[Required work]: Transcribe everything in the data word for word. Pictures are left out.
** Begin Dataset entries **
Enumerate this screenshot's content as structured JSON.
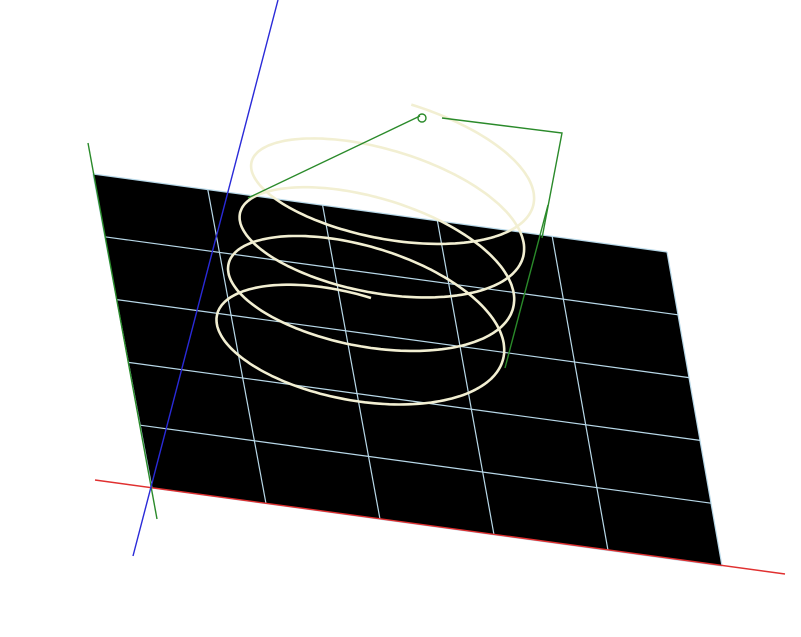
{
  "scene": {
    "background_color": "#ffffff",
    "grid_plane": {
      "fill_color": "#000000",
      "grid_line_color": "#b8d8e8",
      "rows": 5,
      "columns": 5
    },
    "axes": {
      "x_axis_color": "#e03030",
      "y_axis_color": "#2a8a2a",
      "z_axis_color": "#2a2ad8"
    },
    "helix": {
      "color": "#f2efd2",
      "turns": 4
    },
    "local_frame": {
      "color": "#2a8a2a"
    }
  }
}
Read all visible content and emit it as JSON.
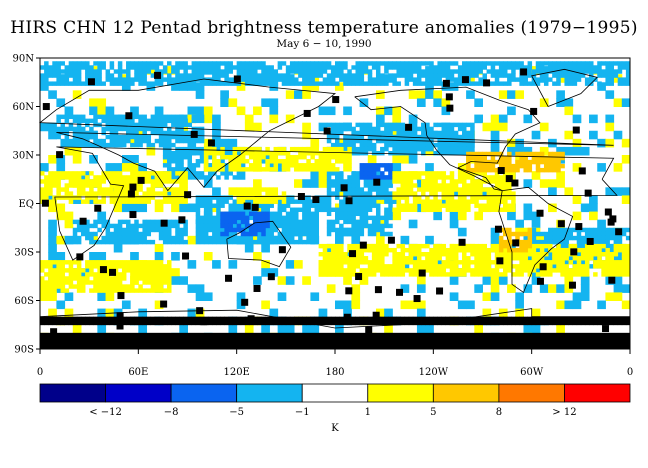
{
  "title": "HIRS CHN 12 Pentad brightness temperature anomalies (1979−1995)",
  "subtitle": "May 6 − 10, 1990",
  "chart_data": {
    "type": "heatmap",
    "title": "HIRS CHN 12 Pentad brightness temperature anomalies (1979−1995)",
    "subtitle": "May 6 − 10, 1990",
    "x_ticks": [
      "0",
      "60E",
      "120E",
      "180",
      "120W",
      "60W",
      "0"
    ],
    "x_tick_values": [
      0,
      60,
      120,
      180,
      240,
      300,
      360
    ],
    "y_ticks": [
      "90N",
      "60N",
      "30N",
      "EQ",
      "30S",
      "60S",
      "90S"
    ],
    "y_tick_values": [
      90,
      60,
      30,
      0,
      -30,
      -60,
      -90
    ],
    "xlim": [
      0,
      360
    ],
    "ylim": [
      -90,
      90
    ],
    "colorbar": {
      "unit": "K",
      "labels": [
        "< −12",
        "−8",
        "−5",
        "−1",
        "1",
        "5",
        "8",
        "> 12"
      ],
      "colors": [
        "#00008a",
        "#0000c8",
        "#0a64f0",
        "#14b4f0",
        "#ffffff",
        "#ffff00",
        "#ffc800",
        "#ff7800",
        "#ff0000"
      ],
      "missing_color": "#000000"
    },
    "anomaly_regions": [
      {
        "lon": [
          20,
          90
        ],
        "lat": [
          -25,
          -10
        ],
        "category": "cold"
      },
      {
        "lon": [
          95,
          170
        ],
        "lat": [
          -25,
          5
        ],
        "category": "cold"
      },
      {
        "lon": [
          75,
          120
        ],
        "lat": [
          15,
          35
        ],
        "category": "cold"
      },
      {
        "lon": [
          175,
          215
        ],
        "lat": [
          -20,
          20
        ],
        "category": "cold"
      },
      {
        "lon": [
          10,
          100
        ],
        "lat": [
          35,
          55
        ],
        "category": "cold"
      },
      {
        "lon": [
          175,
          265
        ],
        "lat": [
          30,
          50
        ],
        "category": "cold"
      },
      {
        "lon": [
          300,
          360
        ],
        "lat": [
          -40,
          -15
        ],
        "category": "cold"
      },
      {
        "lon": [
          0,
          360
        ],
        "lat": [
          75,
          88
        ],
        "category": "cold"
      },
      {
        "lon": [
          195,
          215
        ],
        "lat": [
          15,
          25
        ],
        "category": "very_cold"
      },
      {
        "lon": [
          110,
          140
        ],
        "lat": [
          -20,
          -5
        ],
        "category": "very_cold"
      },
      {
        "lon": [
          215,
          290
        ],
        "lat": [
          -5,
          20
        ],
        "category": "warm"
      },
      {
        "lon": [
          260,
          320
        ],
        "lat": [
          20,
          32
        ],
        "category": "moderately_warm"
      },
      {
        "lon": [
          0,
          90
        ],
        "lat": [
          0,
          20
        ],
        "category": "warm"
      },
      {
        "lon": [
          100,
          190
        ],
        "lat": [
          20,
          35
        ],
        "category": "warm"
      },
      {
        "lon": [
          170,
          360
        ],
        "lat": [
          -45,
          -25
        ],
        "category": "warm"
      },
      {
        "lon": [
          280,
          300
        ],
        "lat": [
          -30,
          -15
        ],
        "category": "moderately_warm"
      },
      {
        "lon": [
          0,
          80
        ],
        "lat": [
          -55,
          -35
        ],
        "category": "warm"
      },
      {
        "lon": [
          120,
          150
        ],
        "lat": [
          0,
          10
        ],
        "category": "warm"
      },
      {
        "lon": [
          0,
          360
        ],
        "lat": [
          -75,
          -70
        ],
        "category": "missing"
      }
    ]
  }
}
** End Dataset entries **
[Correct output]:
Enumerate this screenshot's content as structured JSON.
{
  "scene": {
    "background_color": "#ffffff",
    "grid_plane": {
      "fill_color": "#000000",
      "grid_line_color": "#b8d8e8",
      "rows": 5,
      "columns": 5
    },
    "axes": {
      "x_axis_color": "#e03030",
      "y_axis_color": "#2a8a2a",
      "z_axis_color": "#2a2ad8"
    },
    "helix": {
      "color": "#f2efd2",
      "turns": 4
    },
    "local_frame": {
      "color": "#2a8a2a"
    }
  }
}
Read all visible content and emit it as JSON.
{
  "title": "HIRS CHN 12 Pentad brightness temperature anomalies (1979−1995)",
  "subtitle": "May 6 − 10, 1990",
  "chart_data": {
    "type": "heatmap",
    "title": "HIRS CHN 12 Pentad brightness temperature anomalies (1979−1995)",
    "subtitle": "May 6 − 10, 1990",
    "x_ticks": [
      "0",
      "60E",
      "120E",
      "180",
      "120W",
      "60W",
      "0"
    ],
    "x_tick_values": [
      0,
      60,
      120,
      180,
      240,
      300,
      360
    ],
    "y_ticks": [
      "90N",
      "60N",
      "30N",
      "EQ",
      "30S",
      "60S",
      "90S"
    ],
    "y_tick_values": [
      90,
      60,
      30,
      0,
      -30,
      -60,
      -90
    ],
    "xlim": [
      0,
      360
    ],
    "ylim": [
      -90,
      90
    ],
    "colorbar": {
      "unit": "K",
      "labels": [
        "< −12",
        "−8",
        "−5",
        "−1",
        "1",
        "5",
        "8",
        "> 12"
      ],
      "colors": [
        "#00008a",
        "#0000c8",
        "#0a64f0",
        "#14b4f0",
        "#ffffff",
        "#ffff00",
        "#ffc800",
        "#ff7800",
        "#ff0000"
      ],
      "missing_color": "#000000"
    },
    "anomaly_regions": [
      {
        "lon": [
          20,
          90
        ],
        "lat": [
          -25,
          -10
        ],
        "category": "cold"
      },
      {
        "lon": [
          95,
          170
        ],
        "lat": [
          -25,
          5
        ],
        "category": "cold"
      },
      {
        "lon": [
          75,
          120
        ],
        "lat": [
          15,
          35
        ],
        "category": "cold"
      },
      {
        "lon": [
          175,
          215
        ],
        "lat": [
          -20,
          20
        ],
        "category": "cold"
      },
      {
        "lon": [
          10,
          100
        ],
        "lat": [
          35,
          55
        ],
        "category": "cold"
      },
      {
        "lon": [
          175,
          265
        ],
        "lat": [
          30,
          50
        ],
        "category": "cold"
      },
      {
        "lon": [
          300,
          360
        ],
        "lat": [
          -40,
          -15
        ],
        "category": "cold"
      },
      {
        "lon": [
          0,
          360
        ],
        "lat": [
          75,
          88
        ],
        "category": "cold"
      },
      {
        "lon": [
          195,
          215
        ],
        "lat": [
          15,
          25
        ],
        "category": "very_cold"
      },
      {
        "lon": [
          110,
          140
        ],
        "lat": [
          -20,
          -5
        ],
        "category": "very_cold"
      },
      {
        "lon": [
          215,
          290
        ],
        "lat": [
          -5,
          20
        ],
        "category": "warm"
      },
      {
        "lon": [
          260,
          320
        ],
        "lat": [
          20,
          32
        ],
        "category": "moderately_warm"
      },
      {
        "lon": [
          0,
          90
        ],
        "lat": [
          0,
          20
        ],
        "category": "warm"
      },
      {
        "lon": [
          100,
          190
        ],
        "lat": [
          20,
          35
        ],
        "category": "warm"
      },
      {
        "lon": [
          170,
          360
        ],
        "lat": [
          -45,
          -25
        ],
        "category": "warm"
      },
      {
        "lon": [
          280,
          300
        ],
        "lat": [
          -30,
          -15
        ],
        "category": "moderately_warm"
      },
      {
        "lon": [
          0,
          80
        ],
        "lat": [
          -55,
          -35
        ],
        "category": "warm"
      },
      {
        "lon": [
          120,
          150
        ],
        "lat": [
          0,
          10
        ],
        "category": "warm"
      },
      {
        "lon": [
          0,
          360
        ],
        "lat": [
          -75,
          -70
        ],
        "category": "missing"
      }
    ]
  }
}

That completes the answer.